▶ Set problem
Copy out all the entries exactly.

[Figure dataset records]

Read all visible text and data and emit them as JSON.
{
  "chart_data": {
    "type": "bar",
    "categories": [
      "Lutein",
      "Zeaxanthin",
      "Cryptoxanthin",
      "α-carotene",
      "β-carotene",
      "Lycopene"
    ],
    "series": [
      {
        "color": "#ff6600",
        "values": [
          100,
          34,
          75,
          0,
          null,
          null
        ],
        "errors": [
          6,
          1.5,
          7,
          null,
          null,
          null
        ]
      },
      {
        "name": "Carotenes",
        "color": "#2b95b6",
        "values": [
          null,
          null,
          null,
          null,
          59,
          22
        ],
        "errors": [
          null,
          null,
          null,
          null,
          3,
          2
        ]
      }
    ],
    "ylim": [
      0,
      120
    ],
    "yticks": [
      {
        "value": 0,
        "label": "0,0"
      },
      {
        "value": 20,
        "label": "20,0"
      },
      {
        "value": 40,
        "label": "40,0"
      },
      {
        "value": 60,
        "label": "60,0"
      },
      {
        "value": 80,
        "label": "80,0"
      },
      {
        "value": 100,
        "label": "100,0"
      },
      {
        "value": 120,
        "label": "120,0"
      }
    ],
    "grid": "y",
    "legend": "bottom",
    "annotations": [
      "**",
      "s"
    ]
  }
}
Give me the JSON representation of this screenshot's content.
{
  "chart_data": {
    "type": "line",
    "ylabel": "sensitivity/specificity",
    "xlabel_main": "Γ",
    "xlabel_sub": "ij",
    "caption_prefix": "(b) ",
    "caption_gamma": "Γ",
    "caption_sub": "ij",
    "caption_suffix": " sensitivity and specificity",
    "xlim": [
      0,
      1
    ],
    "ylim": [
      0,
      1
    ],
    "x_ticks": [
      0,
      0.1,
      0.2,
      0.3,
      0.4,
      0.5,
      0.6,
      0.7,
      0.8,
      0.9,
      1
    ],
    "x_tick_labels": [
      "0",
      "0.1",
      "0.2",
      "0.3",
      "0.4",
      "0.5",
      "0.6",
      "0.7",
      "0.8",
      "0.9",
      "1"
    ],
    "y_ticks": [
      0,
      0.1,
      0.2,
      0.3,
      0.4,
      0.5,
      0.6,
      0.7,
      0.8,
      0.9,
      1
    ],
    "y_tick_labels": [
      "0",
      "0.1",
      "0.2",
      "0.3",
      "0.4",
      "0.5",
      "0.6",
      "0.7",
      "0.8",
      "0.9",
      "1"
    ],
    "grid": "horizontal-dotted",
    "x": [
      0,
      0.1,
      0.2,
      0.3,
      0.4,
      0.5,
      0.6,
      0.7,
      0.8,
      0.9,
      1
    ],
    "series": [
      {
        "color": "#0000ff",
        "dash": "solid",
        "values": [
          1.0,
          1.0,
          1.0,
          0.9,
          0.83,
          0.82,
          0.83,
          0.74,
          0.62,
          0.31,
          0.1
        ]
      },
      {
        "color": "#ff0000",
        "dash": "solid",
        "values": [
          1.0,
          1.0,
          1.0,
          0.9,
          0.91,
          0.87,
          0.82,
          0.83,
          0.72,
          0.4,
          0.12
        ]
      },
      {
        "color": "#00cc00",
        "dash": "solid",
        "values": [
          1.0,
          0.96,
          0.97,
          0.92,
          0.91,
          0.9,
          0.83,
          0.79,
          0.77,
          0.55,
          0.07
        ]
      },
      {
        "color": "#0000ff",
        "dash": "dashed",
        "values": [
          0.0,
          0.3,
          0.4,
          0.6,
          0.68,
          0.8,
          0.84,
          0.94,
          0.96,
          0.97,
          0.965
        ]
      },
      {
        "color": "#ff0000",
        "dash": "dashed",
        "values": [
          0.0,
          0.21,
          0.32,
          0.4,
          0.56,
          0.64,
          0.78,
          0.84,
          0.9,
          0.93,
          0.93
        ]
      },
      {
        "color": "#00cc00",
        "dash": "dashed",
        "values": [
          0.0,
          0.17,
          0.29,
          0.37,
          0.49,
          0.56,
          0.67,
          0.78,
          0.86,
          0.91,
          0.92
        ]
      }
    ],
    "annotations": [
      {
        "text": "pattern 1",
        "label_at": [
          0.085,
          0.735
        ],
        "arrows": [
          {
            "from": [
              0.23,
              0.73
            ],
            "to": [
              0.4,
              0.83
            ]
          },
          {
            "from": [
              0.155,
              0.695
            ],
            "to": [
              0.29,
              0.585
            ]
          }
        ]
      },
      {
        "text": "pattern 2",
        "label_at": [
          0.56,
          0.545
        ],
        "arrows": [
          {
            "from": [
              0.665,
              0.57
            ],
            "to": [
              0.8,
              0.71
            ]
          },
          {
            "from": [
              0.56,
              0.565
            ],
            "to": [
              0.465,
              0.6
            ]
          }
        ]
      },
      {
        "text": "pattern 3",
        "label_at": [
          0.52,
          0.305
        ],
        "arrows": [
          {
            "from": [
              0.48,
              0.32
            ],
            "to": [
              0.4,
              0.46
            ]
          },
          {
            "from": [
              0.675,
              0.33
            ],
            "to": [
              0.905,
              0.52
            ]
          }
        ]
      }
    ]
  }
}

▶ Exercise response
Read all visible text and data and emit them as JSON.
{
  "chart_data": {
    "type": "bar",
    "categories": [
      "Lutein",
      "Zeaxanthin",
      "Cryptoxanthin",
      "α-carotene",
      "β-carotene",
      "Lycopene"
    ],
    "series": [
      {
        "color": "#ff6600",
        "values": [
          100,
          34,
          75,
          0,
          null,
          null
        ],
        "errors": [
          6,
          1.5,
          7,
          null,
          null,
          null
        ]
      },
      {
        "name": "Carotenes",
        "color": "#2b95b6",
        "values": [
          null,
          null,
          null,
          null,
          59,
          22
        ],
        "errors": [
          null,
          null,
          null,
          null,
          3,
          2
        ]
      }
    ],
    "ylim": [
      0,
      120
    ],
    "yticks": [
      {
        "value": 0,
        "label": "0,0"
      },
      {
        "value": 20,
        "label": "20,0"
      },
      {
        "value": 40,
        "label": "40,0"
      },
      {
        "value": 60,
        "label": "60,0"
      },
      {
        "value": 80,
        "label": "80,0"
      },
      {
        "value": 100,
        "label": "100,0"
      },
      {
        "value": 120,
        "label": "120,0"
      }
    ],
    "grid": "y",
    "legend": "bottom",
    "annotations": [
      "**",
      "s"
    ]
  }
}
Give me the JSON representation of this screenshot's content.
{
  "chart_data": {
    "type": "line",
    "ylabel": "sensitivity/specificity",
    "xlabel_main": "Γ",
    "xlabel_sub": "ij",
    "caption_prefix": "(b) ",
    "caption_gamma": "Γ",
    "caption_sub": "ij",
    "caption_suffix": " sensitivity and specificity",
    "xlim": [
      0,
      1
    ],
    "ylim": [
      0,
      1
    ],
    "x_ticks": [
      0,
      0.1,
      0.2,
      0.3,
      0.4,
      0.5,
      0.6,
      0.7,
      0.8,
      0.9,
      1
    ],
    "x_tick_labels": [
      "0",
      "0.1",
      "0.2",
      "0.3",
      "0.4",
      "0.5",
      "0.6",
      "0.7",
      "0.8",
      "0.9",
      "1"
    ],
    "y_ticks": [
      0,
      0.1,
      0.2,
      0.3,
      0.4,
      0.5,
      0.6,
      0.7,
      0.8,
      0.9,
      1
    ],
    "y_tick_labels": [
      "0",
      "0.1",
      "0.2",
      "0.3",
      "0.4",
      "0.5",
      "0.6",
      "0.7",
      "0.8",
      "0.9",
      "1"
    ],
    "grid": "horizontal-dotted",
    "x": [
      0,
      0.1,
      0.2,
      0.3,
      0.4,
      0.5,
      0.6,
      0.7,
      0.8,
      0.9,
      1
    ],
    "series": [
      {
        "color": "#0000ff",
        "dash": "solid",
        "values": [
          1.0,
          1.0,
          1.0,
          0.9,
          0.83,
          0.82,
          0.83,
          0.74,
          0.62,
          0.31,
          0.1
        ]
      },
      {
        "color": "#ff0000",
        "dash": "solid",
        "values": [
          1.0,
          1.0,
          1.0,
          0.9,
          0.91,
          0.87,
          0.82,
          0.83,
          0.72,
          0.4,
          0.12
        ]
      },
      {
        "color": "#00cc00",
        "dash": "solid",
        "values": [
          1.0,
          0.96,
          0.97,
          0.92,
          0.91,
          0.9,
          0.83,
          0.79,
          0.77,
          0.55,
          0.07
        ]
      },
      {
        "color": "#0000ff",
        "dash": "dashed",
        "values": [
          0.0,
          0.3,
          0.4,
          0.6,
          0.68,
          0.8,
          0.84,
          0.94,
          0.96,
          0.97,
          0.965
        ]
      },
      {
        "color": "#ff0000",
        "dash": "dashed",
        "values": [
          0.0,
          0.21,
          0.32,
          0.4,
          0.56,
          0.64,
          0.78,
          0.84,
          0.9,
          0.93,
          0.93
        ]
      },
      {
        "color": "#00cc00",
        "dash": "dashed",
        "values": [
          0.0,
          0.17,
          0.29,
          0.37,
          0.49,
          0.56,
          0.67,
          0.78,
          0.86,
          0.91,
          0.92
        ]
      }
    ],
    "annotations": [
      {
        "text": "pattern 1",
        "label_at": [
          0.085,
          0.735
        ],
        "arrows": [
          {
            "from": [
              0.23,
              0.73
            ],
            "to": [
              0.4,
              0.83
            ]
          },
          {
            "from": [
              0.155,
              0.695
            ],
            "to": [
              0.29,
              0.585
            ]
          }
        ]
      },
      {
        "text": "pattern 2",
        "label_at": [
          0.56,
          0.545
        ],
        "arrows": [
          {
            "from": [
              0.665,
              0.57
            ],
            "to": [
              0.8,
              0.71
            ]
          },
          {
            "from": [
              0.56,
              0.565
            ],
            "to": [
              0.465,
              0.6
            ]
          }
        ]
      },
      {
        "text": "pattern 3",
        "label_at": [
          0.52,
          0.305
        ],
        "arrows": [
          {
            "from": [
              0.48,
              0.32
            ],
            "to": [
              0.4,
              0.46
            ]
          },
          {
            "from": [
              0.675,
              0.33
            ],
            "to": [
              0.905,
              0.52
            ]
          }
        ]
      }
    ]
  }
}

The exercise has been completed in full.